Your objective:
Reproduce the listing below word for word, with no pictures.

Excerpted records:
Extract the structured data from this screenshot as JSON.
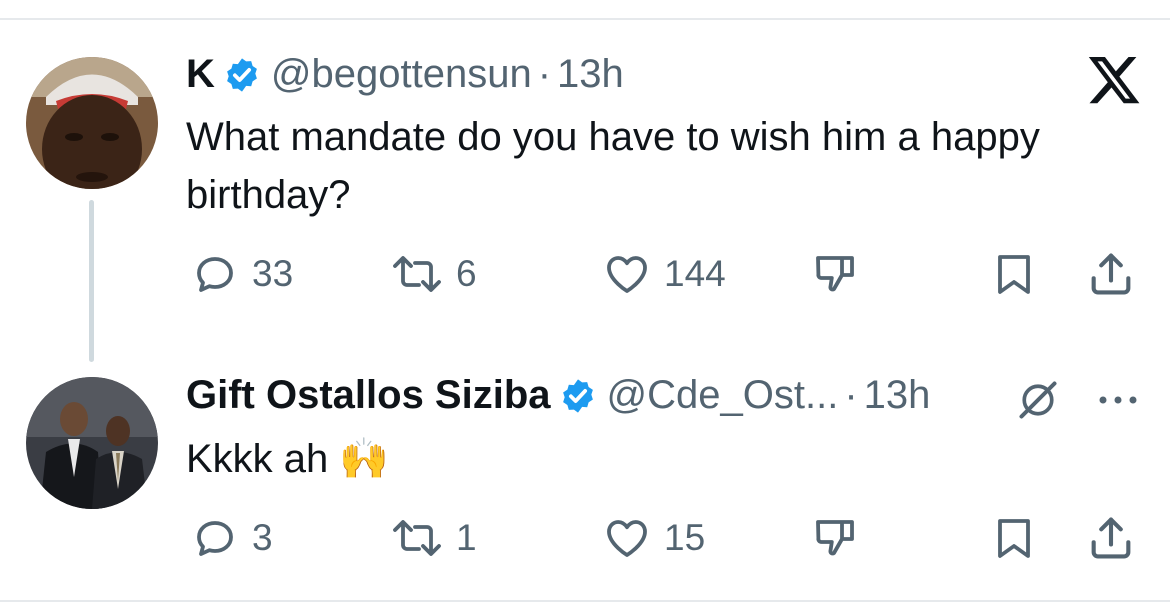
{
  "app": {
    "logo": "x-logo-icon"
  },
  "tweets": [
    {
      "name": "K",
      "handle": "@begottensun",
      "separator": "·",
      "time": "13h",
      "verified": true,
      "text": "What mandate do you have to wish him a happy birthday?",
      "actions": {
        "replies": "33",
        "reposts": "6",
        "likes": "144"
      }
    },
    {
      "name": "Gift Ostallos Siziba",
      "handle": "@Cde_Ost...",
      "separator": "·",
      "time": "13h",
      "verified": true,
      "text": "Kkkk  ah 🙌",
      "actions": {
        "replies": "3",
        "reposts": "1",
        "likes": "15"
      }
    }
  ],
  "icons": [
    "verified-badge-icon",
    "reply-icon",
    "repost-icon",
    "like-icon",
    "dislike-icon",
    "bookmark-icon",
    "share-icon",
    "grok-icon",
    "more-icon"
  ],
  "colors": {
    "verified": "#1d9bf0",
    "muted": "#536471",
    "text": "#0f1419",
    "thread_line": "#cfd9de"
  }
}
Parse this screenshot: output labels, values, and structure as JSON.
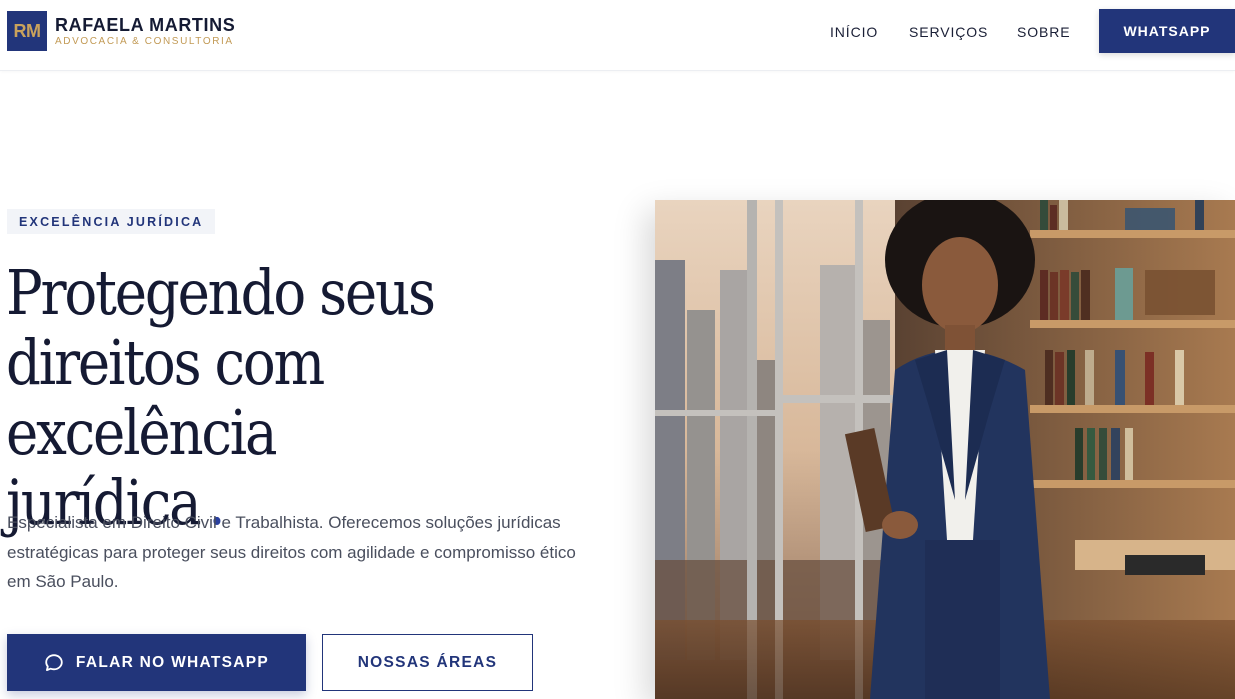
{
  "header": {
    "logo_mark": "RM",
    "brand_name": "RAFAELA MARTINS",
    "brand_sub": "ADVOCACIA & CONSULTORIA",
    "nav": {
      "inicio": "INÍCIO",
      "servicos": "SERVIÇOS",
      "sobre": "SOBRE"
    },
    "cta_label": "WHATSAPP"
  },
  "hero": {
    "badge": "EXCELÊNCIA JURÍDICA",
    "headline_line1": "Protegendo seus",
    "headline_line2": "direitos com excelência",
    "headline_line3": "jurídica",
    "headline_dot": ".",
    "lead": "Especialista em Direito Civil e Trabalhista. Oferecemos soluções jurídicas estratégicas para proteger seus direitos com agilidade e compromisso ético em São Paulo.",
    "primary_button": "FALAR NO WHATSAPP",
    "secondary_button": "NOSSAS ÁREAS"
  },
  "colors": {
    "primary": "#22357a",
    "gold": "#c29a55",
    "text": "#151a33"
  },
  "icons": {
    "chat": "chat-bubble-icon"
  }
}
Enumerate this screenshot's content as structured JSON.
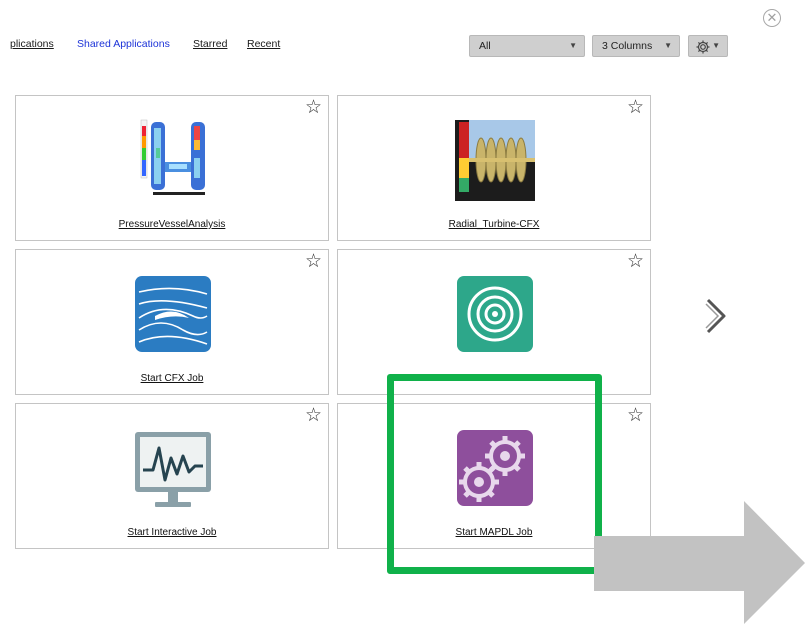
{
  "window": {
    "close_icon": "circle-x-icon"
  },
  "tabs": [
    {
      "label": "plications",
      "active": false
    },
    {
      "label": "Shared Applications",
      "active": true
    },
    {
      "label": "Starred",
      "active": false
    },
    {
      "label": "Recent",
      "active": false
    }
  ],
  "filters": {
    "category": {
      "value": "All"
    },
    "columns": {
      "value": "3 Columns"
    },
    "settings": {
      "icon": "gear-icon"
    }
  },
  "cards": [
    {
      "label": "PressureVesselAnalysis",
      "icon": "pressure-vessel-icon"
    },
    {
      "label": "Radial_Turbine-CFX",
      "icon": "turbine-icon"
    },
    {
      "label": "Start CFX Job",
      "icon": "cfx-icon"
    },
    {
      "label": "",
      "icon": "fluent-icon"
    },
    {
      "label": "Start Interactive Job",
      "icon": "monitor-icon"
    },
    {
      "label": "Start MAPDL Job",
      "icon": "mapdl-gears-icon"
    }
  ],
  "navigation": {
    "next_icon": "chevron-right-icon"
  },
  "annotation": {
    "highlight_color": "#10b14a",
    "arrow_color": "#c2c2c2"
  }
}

Exercise solution:
Extract the structured data from this screenshot as JSON.
{
  "app": {
    "logo": "x-logo-icon"
  },
  "tweets": [
    {
      "name": "K",
      "handle": "@begottensun",
      "separator": "·",
      "time": "13h",
      "verified": true,
      "text": "What mandate do you have to wish him a happy birthday?",
      "actions": {
        "replies": "33",
        "reposts": "6",
        "likes": "144"
      }
    },
    {
      "name": "Gift Ostallos Siziba",
      "handle": "@Cde_Ost...",
      "separator": "·",
      "time": "13h",
      "verified": true,
      "text": "Kkkk  ah 🙌",
      "actions": {
        "replies": "3",
        "reposts": "1",
        "likes": "15"
      }
    }
  ],
  "icons": [
    "verified-badge-icon",
    "reply-icon",
    "repost-icon",
    "like-icon",
    "dislike-icon",
    "bookmark-icon",
    "share-icon",
    "grok-icon",
    "more-icon"
  ],
  "colors": {
    "verified": "#1d9bf0",
    "muted": "#536471",
    "text": "#0f1419",
    "thread_line": "#cfd9de"
  }
}
Parse this screenshot: output labels, values, and structure as JSON.
{
  "header": {
    "logo_mark": "RM",
    "brand_name": "RAFAELA MARTINS",
    "brand_sub": "ADVOCACIA & CONSULTORIA",
    "nav": {
      "inicio": "INÍCIO",
      "servicos": "SERVIÇOS",
      "sobre": "SOBRE"
    },
    "cta_label": "WHATSAPP"
  },
  "hero": {
    "badge": "EXCELÊNCIA JURÍDICA",
    "headline_line1": "Protegendo seus",
    "headline_line2": "direitos com excelência",
    "headline_line3": "jurídica",
    "headline_dot": ".",
    "lead": "Especialista em Direito Civil e Trabalhista. Oferecemos soluções jurídicas estratégicas para proteger seus direitos com agilidade e compromisso ético em São Paulo.",
    "primary_button": "FALAR NO WHATSAPP",
    "secondary_button": "NOSSAS ÁREAS"
  },
  "colors": {
    "primary": "#22357a",
    "gold": "#c29a55",
    "text": "#151a33"
  },
  "icons": {
    "chat": "chat-bubble-icon"
  }
}
Enumerate this screenshot's content as structured JSON.
{
  "window": {
    "close_icon": "circle-x-icon"
  },
  "tabs": [
    {
      "label": "plications",
      "active": false
    },
    {
      "label": "Shared Applications",
      "active": true
    },
    {
      "label": "Starred",
      "active": false
    },
    {
      "label": "Recent",
      "active": false
    }
  ],
  "filters": {
    "category": {
      "value": "All"
    },
    "columns": {
      "value": "3 Columns"
    },
    "settings": {
      "icon": "gear-icon"
    }
  },
  "cards": [
    {
      "label": "PressureVesselAnalysis",
      "icon": "pressure-vessel-icon"
    },
    {
      "label": "Radial_Turbine-CFX",
      "icon": "turbine-icon"
    },
    {
      "label": "Start CFX Job",
      "icon": "cfx-icon"
    },
    {
      "label": "",
      "icon": "fluent-icon"
    },
    {
      "label": "Start Interactive Job",
      "icon": "monitor-icon"
    },
    {
      "label": "Start MAPDL Job",
      "icon": "mapdl-gears-icon"
    }
  ],
  "navigation": {
    "next_icon": "chevron-right-icon"
  },
  "annotation": {
    "highlight_color": "#10b14a",
    "arrow_color": "#c2c2c2"
  }
}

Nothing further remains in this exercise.